■ **課題 A**
DEZERTのインタビューによると、Miyakoはギターを持ち替えるときにギターテックのキャプテンに何と言いましたか。
■ **課題 B**
記録のうち、「coins-icon (225, 575, 255, 605)」を含む行から「watermark-logo: 绿色资源网 (345, 751, 445, 775)」を含む行までを書き出してください。その際、「entry-card」を「record-card」に置き換え、ほかは一切変えないでください。

■ **原文抜粋**
_ _ _ _

【インタビュー】DEZERT、武道館初ワンマンを振り返り2025年の新たな覚悟を語る「自分の強さを信じる。バンドの強さを信じる」

■最後に4人で肩を組んだところですかね
■このバンドでは絶対できないと思ってたので
──武道館の1日を振り返ったときに、まず頭に浮かぶ景色はどんなものですか? 客席とか、あの曲を演奏している瞬間とか、いろいろあると思うんですけど。
Miyako:3曲目とか4曲目だったかな。ギターを持ち替えるときに、ギターテックのキャプテンに「すごく気持ちいいね」と言ったんですよ。そのときのことですね。
SORA:そんなことあったんだ?
Miyako:うん。まあでもやっぱり、そう思えたのは客席からのパワーがあったからで。一番はお客さんかもしれないですね。

_ _ _ _

■ **提供された記録**

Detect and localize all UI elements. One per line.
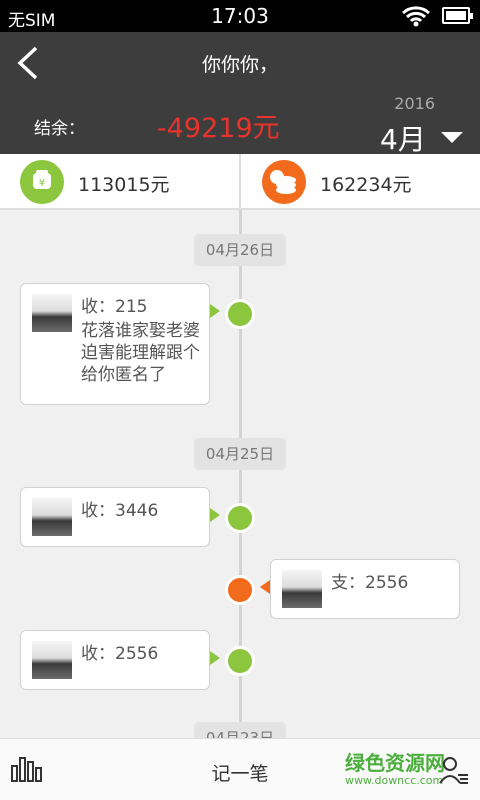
coins-icon (225, 575, 255, 605)
entry-thumbnail (32, 641, 72, 679)
year-label: 2016 (394, 94, 435, 113)
status-bar: 无SIM 17:03 (0, 0, 480, 32)
entry-card[interactable]: 支：2556 (260, 559, 460, 619)
coins-icon (262, 160, 306, 204)
svg-text:¥: ¥ (39, 178, 45, 189)
date-badge: 04月23日 (194, 722, 286, 738)
timeline[interactable]: 04月26日 收：215 花落谁家娶老婆迫害能理解跟个给你匿名了 04月25日 … (0, 210, 480, 738)
entry-memo: 花落谁家娶老婆迫害能理解跟个给你匿名了 (81, 321, 200, 385)
month-selector[interactable]: 4月 (380, 118, 426, 158)
connector-arrow (210, 508, 220, 522)
user-list-icon[interactable] (438, 755, 470, 785)
summary-divider (239, 154, 241, 210)
income-total: 113015元 (78, 174, 170, 196)
expense-total: 162234元 (320, 174, 412, 196)
watermark-url: www.downcc.com (345, 774, 444, 787)
entry-card[interactable]: 收：3446 (20, 487, 220, 547)
watermark-logo: 绿色资源网 (345, 751, 445, 775)
bottom-bar: 记一笔 绿色资源网 www.downcc.com (0, 738, 480, 800)
entry-amount: 支：2556 (331, 573, 409, 593)
entry-card[interactable]: 收：215 花落谁家娶老婆迫害能理解跟个给你匿名了 (20, 283, 220, 405)
date-badge: 04月26日 (194, 234, 286, 266)
entry-thumbnail (282, 570, 322, 608)
app-header: 你你你， 结余： -49219元 2016 4月 (0, 32, 480, 156)
connector-arrow (260, 580, 270, 594)
entry-card[interactable]: 收：2556 (20, 630, 220, 690)
balance-label: 结余： (34, 119, 85, 139)
wifi-icon (402, 6, 430, 27)
entry-amount: 收：2556 (81, 644, 159, 664)
balance-value: -49219元 (157, 113, 280, 144)
summary-bar: ¥ 113015元 162234元 (0, 154, 480, 210)
money-bag-icon (225, 646, 255, 676)
entry-amount: 收：215 (81, 297, 148, 317)
page-title: 你你你， (201, 54, 278, 76)
money-bag-icon (225, 299, 255, 329)
date-badge: 04月25日 (194, 438, 286, 470)
entry-thumbnail (32, 294, 72, 332)
battery-icon (442, 7, 473, 24)
caret-down-icon[interactable] (441, 132, 463, 143)
connector-arrow (210, 304, 220, 318)
entry-amount: 收：3446 (81, 501, 159, 521)
connector-arrow (210, 651, 220, 665)
money-bag-icon: ¥ (20, 160, 64, 204)
entry-thumbnail (32, 498, 72, 536)
money-bag-icon (225, 503, 255, 533)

_ _ _ _

■ **解答 A**
「すごく気持ちいいね」と言いました。

■ **解答 B**
coins-icon (225, 575, 255, 605)
entry-thumbnail (32, 641, 72, 679)
year-label: 2016 (394, 94, 435, 113)
status-bar: 无SIM 17:03 (0, 0, 480, 32)
record-card[interactable]: 支：2556 (260, 559, 460, 619)
coins-icon (262, 160, 306, 204)
svg-text:¥: ¥ (39, 178, 45, 189)
date-badge: 04月23日 (194, 722, 286, 738)
timeline[interactable]: 04月26日 收：215 花落谁家娶老婆迫害能理解跟个给你匿名了 04月25日 … (0, 210, 480, 738)
entry-memo: 花落谁家娶老婆迫害能理解跟个给你匿名了 (81, 321, 200, 385)
month-selector[interactable]: 4月 (380, 118, 426, 158)
connector-arrow (210, 508, 220, 522)
user-list-icon[interactable] (438, 755, 470, 785)
summary-divider (239, 154, 241, 210)
income-total: 113015元 (78, 174, 170, 196)
expense-total: 162234元 (320, 174, 412, 196)
watermark-url: www.downcc.com (345, 774, 444, 787)
record-card[interactable]: 收：3446 (20, 487, 220, 547)
watermark-logo: 绿色资源网 (345, 751, 445, 775)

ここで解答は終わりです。